== WHAT YOU NEED TO DO ==
All entries are to be given again verbatim.

>>>

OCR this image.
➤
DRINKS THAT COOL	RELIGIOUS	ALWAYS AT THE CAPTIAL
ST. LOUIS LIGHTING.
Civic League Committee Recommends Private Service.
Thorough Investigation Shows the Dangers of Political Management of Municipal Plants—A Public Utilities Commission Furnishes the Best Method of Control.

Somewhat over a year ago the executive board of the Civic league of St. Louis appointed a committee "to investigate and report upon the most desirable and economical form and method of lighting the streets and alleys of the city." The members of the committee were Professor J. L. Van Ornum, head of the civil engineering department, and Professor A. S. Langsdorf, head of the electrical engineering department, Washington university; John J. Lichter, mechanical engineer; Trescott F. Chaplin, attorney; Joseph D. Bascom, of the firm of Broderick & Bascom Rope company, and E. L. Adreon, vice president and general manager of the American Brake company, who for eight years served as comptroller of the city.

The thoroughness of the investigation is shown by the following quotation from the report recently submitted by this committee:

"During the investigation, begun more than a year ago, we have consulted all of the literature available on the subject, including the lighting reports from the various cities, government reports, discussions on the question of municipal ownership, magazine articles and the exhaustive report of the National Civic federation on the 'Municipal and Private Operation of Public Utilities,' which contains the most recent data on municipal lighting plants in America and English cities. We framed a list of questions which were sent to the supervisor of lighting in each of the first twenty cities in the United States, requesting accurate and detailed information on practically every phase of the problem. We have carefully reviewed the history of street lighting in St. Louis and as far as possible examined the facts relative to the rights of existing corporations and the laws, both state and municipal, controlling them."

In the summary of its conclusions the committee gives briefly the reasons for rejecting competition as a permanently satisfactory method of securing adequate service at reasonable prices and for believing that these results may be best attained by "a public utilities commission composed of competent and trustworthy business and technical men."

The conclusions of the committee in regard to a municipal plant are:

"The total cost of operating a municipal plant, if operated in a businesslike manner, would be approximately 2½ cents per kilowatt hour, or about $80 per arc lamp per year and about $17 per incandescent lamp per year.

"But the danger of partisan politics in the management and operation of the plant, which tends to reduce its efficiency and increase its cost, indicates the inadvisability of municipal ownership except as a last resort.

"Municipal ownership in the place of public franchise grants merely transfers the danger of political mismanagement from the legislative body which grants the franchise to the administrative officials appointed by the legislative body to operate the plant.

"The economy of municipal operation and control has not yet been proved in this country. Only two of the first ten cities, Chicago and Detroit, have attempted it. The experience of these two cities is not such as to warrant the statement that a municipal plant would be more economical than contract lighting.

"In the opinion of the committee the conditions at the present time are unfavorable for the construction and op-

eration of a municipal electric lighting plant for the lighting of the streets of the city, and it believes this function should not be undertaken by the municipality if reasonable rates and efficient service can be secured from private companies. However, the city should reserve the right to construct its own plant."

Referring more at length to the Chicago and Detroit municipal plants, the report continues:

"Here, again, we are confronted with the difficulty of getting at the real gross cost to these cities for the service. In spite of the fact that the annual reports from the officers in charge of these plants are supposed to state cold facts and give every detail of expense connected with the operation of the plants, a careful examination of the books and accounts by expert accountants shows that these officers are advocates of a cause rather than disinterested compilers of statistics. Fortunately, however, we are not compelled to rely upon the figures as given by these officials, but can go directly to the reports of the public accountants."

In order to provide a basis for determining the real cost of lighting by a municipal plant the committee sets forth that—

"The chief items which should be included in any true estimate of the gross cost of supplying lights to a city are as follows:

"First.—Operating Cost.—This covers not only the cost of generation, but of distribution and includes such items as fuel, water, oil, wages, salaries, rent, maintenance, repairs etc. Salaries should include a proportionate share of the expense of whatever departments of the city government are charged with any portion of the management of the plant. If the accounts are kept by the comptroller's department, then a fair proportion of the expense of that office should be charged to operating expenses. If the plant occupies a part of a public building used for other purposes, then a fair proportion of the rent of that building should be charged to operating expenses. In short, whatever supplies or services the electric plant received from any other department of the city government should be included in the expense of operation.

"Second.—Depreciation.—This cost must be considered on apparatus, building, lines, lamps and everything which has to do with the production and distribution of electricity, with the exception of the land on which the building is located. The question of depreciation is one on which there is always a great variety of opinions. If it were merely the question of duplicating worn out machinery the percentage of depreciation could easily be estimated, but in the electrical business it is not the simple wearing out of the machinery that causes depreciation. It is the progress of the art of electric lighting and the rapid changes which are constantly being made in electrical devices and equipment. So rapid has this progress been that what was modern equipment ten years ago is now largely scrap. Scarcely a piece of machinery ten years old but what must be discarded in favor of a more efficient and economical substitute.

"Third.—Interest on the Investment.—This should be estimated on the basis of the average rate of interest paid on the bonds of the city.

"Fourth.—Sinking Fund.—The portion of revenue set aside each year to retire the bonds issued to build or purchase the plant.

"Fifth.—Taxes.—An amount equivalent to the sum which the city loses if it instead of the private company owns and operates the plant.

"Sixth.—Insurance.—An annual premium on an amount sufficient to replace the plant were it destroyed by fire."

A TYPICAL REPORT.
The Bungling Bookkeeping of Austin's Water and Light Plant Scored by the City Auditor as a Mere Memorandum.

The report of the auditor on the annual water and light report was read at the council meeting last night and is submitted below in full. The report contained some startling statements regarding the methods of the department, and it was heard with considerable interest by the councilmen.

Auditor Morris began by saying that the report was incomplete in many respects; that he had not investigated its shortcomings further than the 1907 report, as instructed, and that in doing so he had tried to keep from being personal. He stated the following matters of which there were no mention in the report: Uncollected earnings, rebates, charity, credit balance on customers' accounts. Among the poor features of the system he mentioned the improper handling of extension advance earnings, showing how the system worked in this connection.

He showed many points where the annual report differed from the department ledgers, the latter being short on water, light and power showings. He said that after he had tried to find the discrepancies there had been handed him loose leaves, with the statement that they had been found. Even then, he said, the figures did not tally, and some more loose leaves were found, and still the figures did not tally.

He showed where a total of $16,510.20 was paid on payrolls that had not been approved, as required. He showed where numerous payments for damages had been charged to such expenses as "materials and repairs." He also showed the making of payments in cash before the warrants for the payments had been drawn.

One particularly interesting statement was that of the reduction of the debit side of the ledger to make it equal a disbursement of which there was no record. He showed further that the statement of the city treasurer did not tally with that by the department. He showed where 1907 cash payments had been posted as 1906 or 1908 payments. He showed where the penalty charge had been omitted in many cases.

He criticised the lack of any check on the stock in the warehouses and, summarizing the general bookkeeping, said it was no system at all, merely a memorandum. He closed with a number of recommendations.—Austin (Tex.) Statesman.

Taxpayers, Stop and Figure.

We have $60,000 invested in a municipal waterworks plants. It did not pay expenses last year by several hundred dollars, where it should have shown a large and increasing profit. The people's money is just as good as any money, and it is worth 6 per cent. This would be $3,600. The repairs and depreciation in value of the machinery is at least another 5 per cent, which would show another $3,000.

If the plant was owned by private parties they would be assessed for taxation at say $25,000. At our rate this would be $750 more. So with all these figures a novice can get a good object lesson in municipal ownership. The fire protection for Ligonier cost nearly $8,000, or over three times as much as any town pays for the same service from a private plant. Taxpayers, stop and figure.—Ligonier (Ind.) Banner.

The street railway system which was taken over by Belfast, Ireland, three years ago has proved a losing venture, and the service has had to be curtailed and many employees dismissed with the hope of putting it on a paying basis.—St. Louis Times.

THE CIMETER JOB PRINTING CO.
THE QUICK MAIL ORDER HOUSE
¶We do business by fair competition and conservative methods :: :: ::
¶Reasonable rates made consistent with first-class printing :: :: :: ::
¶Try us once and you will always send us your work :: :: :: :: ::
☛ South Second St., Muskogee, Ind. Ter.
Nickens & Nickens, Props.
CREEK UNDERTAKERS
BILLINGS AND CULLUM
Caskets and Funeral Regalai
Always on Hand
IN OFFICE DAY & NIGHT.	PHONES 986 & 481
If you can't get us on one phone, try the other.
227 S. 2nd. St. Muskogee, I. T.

<<<

== RESULT BELOW ==
OCR this image.
➤
DRINKS THAT COOL	RELIGIOUS	ALWAYS AT THE CAPTIAL
ST. LOUIS LIGHTING.
Civic League Committee Recommends Private Service.
Thorough Investigation Shows the Dangers of Political Management of Municipal Plants—A Public Utilities Commission Furnishes the Best Method of Control.

Somewhat over a year ago the executive board of the Civic league of St. Louis appointed a committee "to investigate and report upon the most desirable and economical form and method of lighting the streets and alleys of the city." The members of the committee were Professor J. L. Van Ornum, head of the civil engineering department, and Professor A. S. Langsdorf, head of the electrical engineering department, Washington university; John J. Lichter, mechanical engineer; Trescott F. Chaplin, attorney; Joseph D. Bascom, of the firm of Broderick & Bascom Rope company, and E. L. Adreon, vice president and general manager of the American Brake company, who for eight years served as comptroller of the city.

The thoroughness of the investigation is shown by the following quotation from the report recently submitted by this committee:

"During the investigation, begun more than a year ago, we have consulted all of the literature available on the subject, including the lighting reports from the various cities, government reports, discussions on the question of municipal ownership, magazine articles and the exhaustive report of the National Civic federation on the 'Municipal and Private Operation of Public Utilities,' which contains the most recent data on municipal lighting plants in America and English cities. We framed a list of questions which were sent to the supervisor of lighting in each of the first twenty cities in the United States, requesting accurate and detailed information on practically every phase of the problem. We have carefully reviewed the history of street lighting in St. Louis and as far as possible examined the facts relative to the rights of existing corporations and the laws, both state and municipal, controlling them."

In the summary of its conclusions the committee gives briefly the reasons for rejecting competition as a permanently satisfactory method of securing adequate service at reasonable prices and for believing that these results may be best attained by "a public utilities commission composed of competent and trustworthy business and technical men."

The conclusions of the committee in regard to a municipal plant are:

"The total cost of operating a municipal plant, if operated in a businesslike manner, would be approximately 2½ cents per kilowatt hour, or about $80 per arc lamp per year and about $17 per incandescent lamp per year.

"But the danger of partisan politics in the management and operation of the plant, which tends to reduce its efficiency and increase its cost, indicates the inadvisability of municipal ownership except as a last resort.

"Municipal ownership in the place of public franchise grants merely transfers the danger of political mismanagement from the legislative body which grants the franchise to the administrative officials appointed by the legislative body to operate the plant.

"The economy of municipal operation and control has not yet been proved in this country. Only two of the first ten cities, Chicago and Detroit, have attempted it. The experience of these two cities is not such as to warrant the statement that a municipal plant would be more economical than contract lighting.

"In the opinion of the committee the conditions at the present time are unfavorable for the construction and op-

eration of a municipal electric lighting plant for the lighting of the streets of the city, and it believes this function should not be undertaken by the municipality if reasonable rates and efficient service can be secured from private companies. However, the city should reserve the right to construct its own plant."

Referring more at length to the Chicago and Detroit municipal plants, the report continues:

"Here, again, we are confronted with the difficulty of getting at the real gross cost to these cities for the service. In spite of the fact that the annual reports from the officers in charge of these plants are supposed to state cold facts and give every detail of expense connected with the operation of the plants, a careful examination of the books and accounts by expert accountants shows that these officers are advocates of a cause rather than disinterested compilers of statistics. Fortunately, however, we are not compelled to rely upon the figures as given by these officials, but can go directly to the reports of the public accountants."

In order to provide a basis for determining the real cost of lighting by a municipal plant the committee sets forth that—

"The chief items which should be included in any true estimate of the gross cost of supplying lights to a city are as follows:

"First.—Operating Cost.—This covers not only the cost of generation, but of distribution and includes such items as fuel, water, oil, wages, salaries, rent, maintenance, repairs etc. Salaries should include a proportionate share of the expense of whatever departments of the city government are charged with any portion of the management of the plant. If the accounts are kept by the comptroller's department, then a fair proportion of the expense of that office should be charged to operating expenses. If the plant occupies a part of a public building used for other purposes, then a fair proportion of the rent of that building should be charged to operating expenses. In short, whatever supplies or services the electric plant received from any other department of the city government should be included in the expense of operation.

"Second.—Depreciation.—This cost must be considered on apparatus, building, lines, lamps and everything which has to do with the production and distribution of electricity, with the exception of the land on which the building is located. The question of depreciation is one on which there is always a great variety of opinions. If it were merely the question of duplicating worn out machinery the percentage of depreciation could easily be estimated, but in the electrical business it is not the simple wearing out of the machinery that causes depreciation. It is the progress of the art of electric lighting and the rapid changes which are constantly being made in electrical devices and equipment. So rapid has this progress been that what was modern equipment ten years ago is now largely scrap. Scarcely a piece of machinery ten years old but what must be discarded in favor of a more efficient and economical substitute.

"Third.—Interest on the Investment.—This should be estimated on the basis of the average rate of interest paid on the bonds of the city.

"Fourth.—Sinking Fund.—The portion of revenue set aside each year to retire the bonds issued to build or purchase the plant.

"Fifth.—Taxes.—An amount equivalent to the sum which the city loses if it instead of the private company owns and operates the plant.

"Sixth.—Insurance.—An annual premium on an amount sufficient to replace the plant were it destroyed by fire."

A TYPICAL REPORT.
The Bungling Bookkeeping of Austin's Water and Light Plant Scored by the City Auditor as a Mere Memorandum.

The report of the auditor on the annual water and light report was read at the council meeting last night and is submitted below in full. The report contained some startling statements regarding the methods of the department, and it was heard with considerable interest by the councilmen.

Auditor Morris began by saying that the report was incomplete in many respects; that he had not investigated its shortcomings further than the 1907 report, as instructed, and that in doing so he had tried to keep from being personal. He stated the following matters of which there were no mention in the report: Uncollected earnings, rebates, charity, credit balance on customers' accounts. Among the poor features of the system he mentioned the improper handling of extension advance earnings, showing how the system worked in this connection.

He showed many points where the annual report differed from the department ledgers, the latter being short on water, light and power showings. He said that after he had tried to find the discrepancies there had been handed him loose leaves, with the statement that they had been found. Even then, he said, the figures did not tally, and some more loose leaves were found, and still the figures did not tally.

He showed where a total of $16,510.20 was paid on payrolls that had not been approved, as required. He showed where numerous payments for damages had been charged to such expenses as "materials and repairs." He also showed the making of payments in cash before the warrants for the payments had been drawn.

One particularly interesting statement was that of the reduction of the debit side of the ledger to make it equal a disbursement of which there was no record. He showed further that the statement of the city treasurer did not tally with that by the department. He showed where 1907 cash payments had been posted as 1906 or 1908 payments. He showed where the penalty charge had been omitted in many cases.

He criticised the lack of any check on the stock in the warehouses and, summarizing the general bookkeeping, said it was no system at all, merely a memorandum. He closed with a number of recommendations.—Austin (Tex.) Statesman.

Taxpayers, Stop and Figure.

We have $60,000 invested in a municipal waterworks plants. It did not pay expenses last year by several hundred dollars, where it should have shown a large and increasing profit. The people's money is just as good as any money, and it is worth 6 per cent. This would be $3,600. The repairs and depreciation in value of the machinery is at least another 5 per cent, which would show another $3,000.

If the plant was owned by private parties they would be assessed for taxation at say $25,000. At our rate this would be $750 more. So with all these figures a novice can get a good object lesson in municipal ownership. The fire protection for Ligonier cost nearly $8,000, or over three times as much as any town pays for the same service from a private plant. Taxpayers, stop and figure.—Ligonier (Ind.) Banner.

The street railway system which was taken over by Belfast, Ireland, three years ago has proved a losing venture, and the service has had to be curtailed and many employees dismissed with the hope of putting it on a paying basis.—St. Louis Times.

THE CIMETER JOB PRINTING CO.
THE QUICK MAIL ORDER HOUSE
¶We do business by fair competition and conservative methods :: :: ::
¶Reasonable rates made consistent with first-class printing :: :: :: ::
¶Try us once and you will always send us your work :: :: :: :: ::
☛ South Second St., Muskogee, Ind. Ter.
Nickens & Nickens, Props.
CREEK UNDERTAKERS
BILLINGS AND CULLUM
Caskets and Funeral Regalai
Always on Hand
IN OFFICE DAY & NIGHT.	PHONES 986 & 481
If you can't get us on one phone, try the other.
227 S. 2nd. St. Muskogee, I. T.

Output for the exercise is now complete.